→ **Problem**: Format the records from their first line through the line containing "x-tick-label: 1.6 [344,1014,368,1036]", both included, as a JSON list of strings with one string per line and blank lines left out.

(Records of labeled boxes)
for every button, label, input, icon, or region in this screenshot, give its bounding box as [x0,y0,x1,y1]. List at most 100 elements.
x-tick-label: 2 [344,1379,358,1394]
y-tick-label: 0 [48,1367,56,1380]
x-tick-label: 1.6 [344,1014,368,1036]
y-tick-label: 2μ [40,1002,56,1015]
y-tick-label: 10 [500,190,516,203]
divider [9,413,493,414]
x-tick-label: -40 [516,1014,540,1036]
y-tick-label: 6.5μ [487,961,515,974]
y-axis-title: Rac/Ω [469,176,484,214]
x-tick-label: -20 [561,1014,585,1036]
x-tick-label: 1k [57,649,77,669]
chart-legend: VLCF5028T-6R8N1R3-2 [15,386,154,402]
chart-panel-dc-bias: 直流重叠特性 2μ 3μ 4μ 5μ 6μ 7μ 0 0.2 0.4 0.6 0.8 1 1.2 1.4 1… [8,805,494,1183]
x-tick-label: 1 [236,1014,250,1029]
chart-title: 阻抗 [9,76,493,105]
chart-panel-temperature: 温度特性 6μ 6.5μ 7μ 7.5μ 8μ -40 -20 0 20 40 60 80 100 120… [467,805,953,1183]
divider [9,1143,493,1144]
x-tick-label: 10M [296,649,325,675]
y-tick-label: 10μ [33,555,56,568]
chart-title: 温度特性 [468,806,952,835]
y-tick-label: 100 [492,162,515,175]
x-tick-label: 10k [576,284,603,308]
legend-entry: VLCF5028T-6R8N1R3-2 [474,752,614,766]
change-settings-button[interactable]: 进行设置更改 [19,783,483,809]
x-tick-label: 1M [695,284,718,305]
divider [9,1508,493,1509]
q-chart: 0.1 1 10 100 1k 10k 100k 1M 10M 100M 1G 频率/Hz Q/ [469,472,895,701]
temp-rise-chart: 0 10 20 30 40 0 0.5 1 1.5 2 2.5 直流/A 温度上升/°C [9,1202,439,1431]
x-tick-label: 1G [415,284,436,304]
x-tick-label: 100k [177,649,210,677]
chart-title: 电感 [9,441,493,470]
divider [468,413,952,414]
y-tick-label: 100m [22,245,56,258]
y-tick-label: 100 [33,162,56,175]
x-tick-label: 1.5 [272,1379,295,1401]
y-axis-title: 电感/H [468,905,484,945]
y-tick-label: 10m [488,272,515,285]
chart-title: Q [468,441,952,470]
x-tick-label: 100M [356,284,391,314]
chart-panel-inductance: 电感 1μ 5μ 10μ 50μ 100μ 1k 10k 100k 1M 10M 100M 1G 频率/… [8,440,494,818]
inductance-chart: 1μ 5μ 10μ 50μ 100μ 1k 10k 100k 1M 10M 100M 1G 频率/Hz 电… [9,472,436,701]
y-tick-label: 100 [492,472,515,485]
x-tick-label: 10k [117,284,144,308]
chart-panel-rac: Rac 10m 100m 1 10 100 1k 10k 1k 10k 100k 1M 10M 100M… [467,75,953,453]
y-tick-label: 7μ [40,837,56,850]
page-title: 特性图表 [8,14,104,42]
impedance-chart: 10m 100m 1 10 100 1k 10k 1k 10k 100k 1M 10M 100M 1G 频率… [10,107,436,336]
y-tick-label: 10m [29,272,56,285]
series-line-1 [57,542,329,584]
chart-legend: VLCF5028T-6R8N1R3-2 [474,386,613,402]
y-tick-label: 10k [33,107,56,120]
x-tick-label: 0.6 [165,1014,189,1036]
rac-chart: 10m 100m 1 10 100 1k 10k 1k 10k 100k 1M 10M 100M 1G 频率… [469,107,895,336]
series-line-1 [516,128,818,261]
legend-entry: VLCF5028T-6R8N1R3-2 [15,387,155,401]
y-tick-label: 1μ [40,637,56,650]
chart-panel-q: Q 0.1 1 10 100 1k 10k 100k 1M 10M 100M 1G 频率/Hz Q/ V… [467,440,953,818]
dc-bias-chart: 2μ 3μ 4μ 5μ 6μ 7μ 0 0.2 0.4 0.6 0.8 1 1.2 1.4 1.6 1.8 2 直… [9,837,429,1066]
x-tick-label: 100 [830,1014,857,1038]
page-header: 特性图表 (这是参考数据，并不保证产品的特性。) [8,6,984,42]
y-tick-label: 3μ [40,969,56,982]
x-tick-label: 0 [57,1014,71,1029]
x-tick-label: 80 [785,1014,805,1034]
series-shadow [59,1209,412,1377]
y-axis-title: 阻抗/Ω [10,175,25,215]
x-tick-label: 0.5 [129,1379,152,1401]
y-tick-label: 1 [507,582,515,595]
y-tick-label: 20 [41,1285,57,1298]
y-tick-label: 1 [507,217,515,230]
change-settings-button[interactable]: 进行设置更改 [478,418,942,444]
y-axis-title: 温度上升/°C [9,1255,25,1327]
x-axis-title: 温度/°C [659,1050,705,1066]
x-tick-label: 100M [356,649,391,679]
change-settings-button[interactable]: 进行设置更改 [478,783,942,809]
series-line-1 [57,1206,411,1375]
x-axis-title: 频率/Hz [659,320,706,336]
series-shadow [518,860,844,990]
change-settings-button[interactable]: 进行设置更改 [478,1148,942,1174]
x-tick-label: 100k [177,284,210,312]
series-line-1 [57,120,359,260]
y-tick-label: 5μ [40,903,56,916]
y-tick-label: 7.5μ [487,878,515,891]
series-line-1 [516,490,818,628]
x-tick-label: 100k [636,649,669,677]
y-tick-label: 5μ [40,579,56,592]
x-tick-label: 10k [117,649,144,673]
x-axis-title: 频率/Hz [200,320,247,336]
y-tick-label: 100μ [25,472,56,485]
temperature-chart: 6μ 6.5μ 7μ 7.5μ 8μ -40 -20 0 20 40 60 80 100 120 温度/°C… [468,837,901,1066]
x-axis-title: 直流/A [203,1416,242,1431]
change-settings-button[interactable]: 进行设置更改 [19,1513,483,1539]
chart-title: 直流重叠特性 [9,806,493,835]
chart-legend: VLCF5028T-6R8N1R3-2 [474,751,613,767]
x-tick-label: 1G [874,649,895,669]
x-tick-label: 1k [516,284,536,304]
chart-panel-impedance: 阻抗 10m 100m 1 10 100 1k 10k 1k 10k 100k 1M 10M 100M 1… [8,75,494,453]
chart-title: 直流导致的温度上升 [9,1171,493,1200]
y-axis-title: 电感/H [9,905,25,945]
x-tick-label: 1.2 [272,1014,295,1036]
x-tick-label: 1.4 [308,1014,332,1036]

→ **Solution for this task**:
[
  "for every button, label, input, icon, or region in this screenshot, give its bounding box as [x0,y0,x1,y1]. List at most 100 elements.",
  "x-tick-label: 2 [344,1379,358,1394]",
  "y-tick-label: 0 [48,1367,56,1380]",
  "x-tick-label: 1.6 [344,1014,368,1036]"
]